- Request -
Copy out every line of the records that contains the string "mark", treating uppercase and lowercase as different.

- Dataset rows -
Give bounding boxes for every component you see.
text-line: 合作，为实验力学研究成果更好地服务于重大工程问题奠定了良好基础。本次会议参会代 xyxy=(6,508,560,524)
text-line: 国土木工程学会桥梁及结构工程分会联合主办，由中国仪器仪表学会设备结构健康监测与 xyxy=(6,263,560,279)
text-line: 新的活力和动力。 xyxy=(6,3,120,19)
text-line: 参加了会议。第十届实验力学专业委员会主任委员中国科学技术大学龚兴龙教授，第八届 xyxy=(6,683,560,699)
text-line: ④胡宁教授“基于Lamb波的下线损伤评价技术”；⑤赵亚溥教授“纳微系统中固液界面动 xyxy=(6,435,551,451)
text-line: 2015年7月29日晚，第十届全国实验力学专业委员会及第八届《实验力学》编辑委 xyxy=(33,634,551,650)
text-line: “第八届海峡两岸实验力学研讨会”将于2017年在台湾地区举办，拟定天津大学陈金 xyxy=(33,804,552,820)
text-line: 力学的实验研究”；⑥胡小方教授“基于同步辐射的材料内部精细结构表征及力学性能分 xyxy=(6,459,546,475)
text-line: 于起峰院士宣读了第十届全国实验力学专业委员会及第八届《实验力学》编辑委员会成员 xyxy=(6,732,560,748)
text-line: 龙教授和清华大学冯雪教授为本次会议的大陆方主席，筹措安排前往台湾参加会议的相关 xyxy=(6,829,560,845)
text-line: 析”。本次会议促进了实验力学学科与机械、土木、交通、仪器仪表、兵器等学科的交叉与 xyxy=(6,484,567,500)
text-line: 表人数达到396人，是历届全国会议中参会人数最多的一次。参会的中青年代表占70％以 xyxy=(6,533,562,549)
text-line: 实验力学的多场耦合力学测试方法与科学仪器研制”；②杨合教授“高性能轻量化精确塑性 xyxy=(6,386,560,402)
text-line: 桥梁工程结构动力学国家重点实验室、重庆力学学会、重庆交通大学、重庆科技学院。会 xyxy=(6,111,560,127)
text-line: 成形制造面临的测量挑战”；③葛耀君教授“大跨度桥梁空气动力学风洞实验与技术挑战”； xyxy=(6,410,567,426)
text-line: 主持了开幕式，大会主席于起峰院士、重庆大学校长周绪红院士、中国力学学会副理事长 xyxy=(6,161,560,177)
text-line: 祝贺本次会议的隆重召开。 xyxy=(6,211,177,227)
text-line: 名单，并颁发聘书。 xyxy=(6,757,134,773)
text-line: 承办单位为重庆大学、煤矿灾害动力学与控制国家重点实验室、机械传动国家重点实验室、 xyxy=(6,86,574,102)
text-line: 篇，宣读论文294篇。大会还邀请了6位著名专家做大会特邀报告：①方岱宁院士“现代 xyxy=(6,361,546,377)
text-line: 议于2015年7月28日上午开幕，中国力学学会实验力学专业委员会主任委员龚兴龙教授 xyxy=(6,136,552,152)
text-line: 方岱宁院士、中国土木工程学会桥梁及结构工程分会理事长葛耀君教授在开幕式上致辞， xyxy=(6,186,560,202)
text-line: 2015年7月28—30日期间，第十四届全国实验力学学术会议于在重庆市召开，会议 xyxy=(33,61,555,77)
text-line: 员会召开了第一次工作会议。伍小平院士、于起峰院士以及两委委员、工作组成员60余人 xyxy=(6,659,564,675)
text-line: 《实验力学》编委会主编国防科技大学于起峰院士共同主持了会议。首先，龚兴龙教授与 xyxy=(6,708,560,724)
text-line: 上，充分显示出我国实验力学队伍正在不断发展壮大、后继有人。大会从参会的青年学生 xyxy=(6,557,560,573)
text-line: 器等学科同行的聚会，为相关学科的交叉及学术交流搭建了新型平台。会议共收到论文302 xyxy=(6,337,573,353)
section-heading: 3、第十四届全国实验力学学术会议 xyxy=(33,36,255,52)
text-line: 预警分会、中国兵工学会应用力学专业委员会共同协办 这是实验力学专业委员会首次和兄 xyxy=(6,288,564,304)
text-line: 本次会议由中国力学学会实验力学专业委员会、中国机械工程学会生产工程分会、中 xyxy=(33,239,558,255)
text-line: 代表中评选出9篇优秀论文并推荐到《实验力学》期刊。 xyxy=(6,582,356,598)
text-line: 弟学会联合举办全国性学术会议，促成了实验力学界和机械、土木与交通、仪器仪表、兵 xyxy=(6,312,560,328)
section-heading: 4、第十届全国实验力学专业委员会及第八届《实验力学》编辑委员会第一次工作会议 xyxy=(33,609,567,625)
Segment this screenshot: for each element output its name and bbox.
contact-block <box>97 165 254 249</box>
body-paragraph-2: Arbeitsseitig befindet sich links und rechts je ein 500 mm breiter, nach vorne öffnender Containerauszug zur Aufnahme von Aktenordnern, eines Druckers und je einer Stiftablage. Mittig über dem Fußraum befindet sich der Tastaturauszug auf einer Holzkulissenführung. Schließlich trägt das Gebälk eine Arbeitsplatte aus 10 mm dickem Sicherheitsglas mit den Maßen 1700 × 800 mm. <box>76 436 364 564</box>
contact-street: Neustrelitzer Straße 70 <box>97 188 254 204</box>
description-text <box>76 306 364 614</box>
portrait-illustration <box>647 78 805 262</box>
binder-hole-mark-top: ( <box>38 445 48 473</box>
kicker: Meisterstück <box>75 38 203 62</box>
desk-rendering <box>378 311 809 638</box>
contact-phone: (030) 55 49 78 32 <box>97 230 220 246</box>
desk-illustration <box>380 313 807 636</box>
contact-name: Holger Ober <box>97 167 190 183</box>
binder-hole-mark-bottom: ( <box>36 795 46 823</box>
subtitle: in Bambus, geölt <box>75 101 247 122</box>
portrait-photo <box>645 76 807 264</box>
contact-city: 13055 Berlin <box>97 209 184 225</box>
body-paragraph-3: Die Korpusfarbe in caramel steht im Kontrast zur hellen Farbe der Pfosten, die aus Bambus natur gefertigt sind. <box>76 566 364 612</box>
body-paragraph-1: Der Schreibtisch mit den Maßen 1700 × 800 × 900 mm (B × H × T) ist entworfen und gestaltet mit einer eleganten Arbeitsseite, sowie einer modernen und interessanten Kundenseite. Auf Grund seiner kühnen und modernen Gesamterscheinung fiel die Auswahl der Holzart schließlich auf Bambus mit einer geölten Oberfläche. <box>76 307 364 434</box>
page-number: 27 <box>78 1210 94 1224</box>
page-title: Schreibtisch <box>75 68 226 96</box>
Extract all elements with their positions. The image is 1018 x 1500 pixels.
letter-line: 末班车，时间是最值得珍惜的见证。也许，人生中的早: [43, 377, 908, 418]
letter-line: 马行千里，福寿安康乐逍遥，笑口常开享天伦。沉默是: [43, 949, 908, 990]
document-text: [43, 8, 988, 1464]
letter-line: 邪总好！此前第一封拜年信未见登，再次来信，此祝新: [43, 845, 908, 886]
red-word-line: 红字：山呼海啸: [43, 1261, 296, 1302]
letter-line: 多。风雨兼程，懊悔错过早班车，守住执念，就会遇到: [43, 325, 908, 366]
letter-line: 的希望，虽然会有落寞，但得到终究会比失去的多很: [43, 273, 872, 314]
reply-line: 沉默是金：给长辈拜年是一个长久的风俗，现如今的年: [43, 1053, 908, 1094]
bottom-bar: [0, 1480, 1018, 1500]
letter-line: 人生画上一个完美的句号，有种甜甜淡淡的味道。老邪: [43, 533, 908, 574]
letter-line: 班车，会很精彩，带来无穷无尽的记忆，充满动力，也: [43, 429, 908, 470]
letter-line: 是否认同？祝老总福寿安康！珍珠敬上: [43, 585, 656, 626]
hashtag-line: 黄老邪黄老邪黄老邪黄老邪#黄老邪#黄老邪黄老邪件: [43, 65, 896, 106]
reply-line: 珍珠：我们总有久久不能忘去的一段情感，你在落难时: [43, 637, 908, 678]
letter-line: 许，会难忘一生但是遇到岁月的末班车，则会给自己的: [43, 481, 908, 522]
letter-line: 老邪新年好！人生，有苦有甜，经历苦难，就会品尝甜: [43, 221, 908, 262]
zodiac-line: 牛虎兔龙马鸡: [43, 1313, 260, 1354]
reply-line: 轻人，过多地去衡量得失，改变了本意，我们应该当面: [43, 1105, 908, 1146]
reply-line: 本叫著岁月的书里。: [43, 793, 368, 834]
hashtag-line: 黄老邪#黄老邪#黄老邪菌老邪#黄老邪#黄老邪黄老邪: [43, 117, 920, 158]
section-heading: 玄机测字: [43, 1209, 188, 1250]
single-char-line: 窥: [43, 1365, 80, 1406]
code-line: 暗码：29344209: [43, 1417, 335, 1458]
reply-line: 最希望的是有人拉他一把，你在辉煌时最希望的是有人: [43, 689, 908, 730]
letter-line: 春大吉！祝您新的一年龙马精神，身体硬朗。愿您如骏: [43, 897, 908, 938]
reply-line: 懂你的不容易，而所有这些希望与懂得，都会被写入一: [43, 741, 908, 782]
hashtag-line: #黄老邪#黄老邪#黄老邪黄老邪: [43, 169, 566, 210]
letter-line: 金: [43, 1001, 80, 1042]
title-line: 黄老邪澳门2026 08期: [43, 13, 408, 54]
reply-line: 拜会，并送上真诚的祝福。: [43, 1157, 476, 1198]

- The completed task -
binder-hole-mark-top: ( <box>38 445 48 473</box>
binder-hole-mark-bottom: ( <box>36 795 46 823</box>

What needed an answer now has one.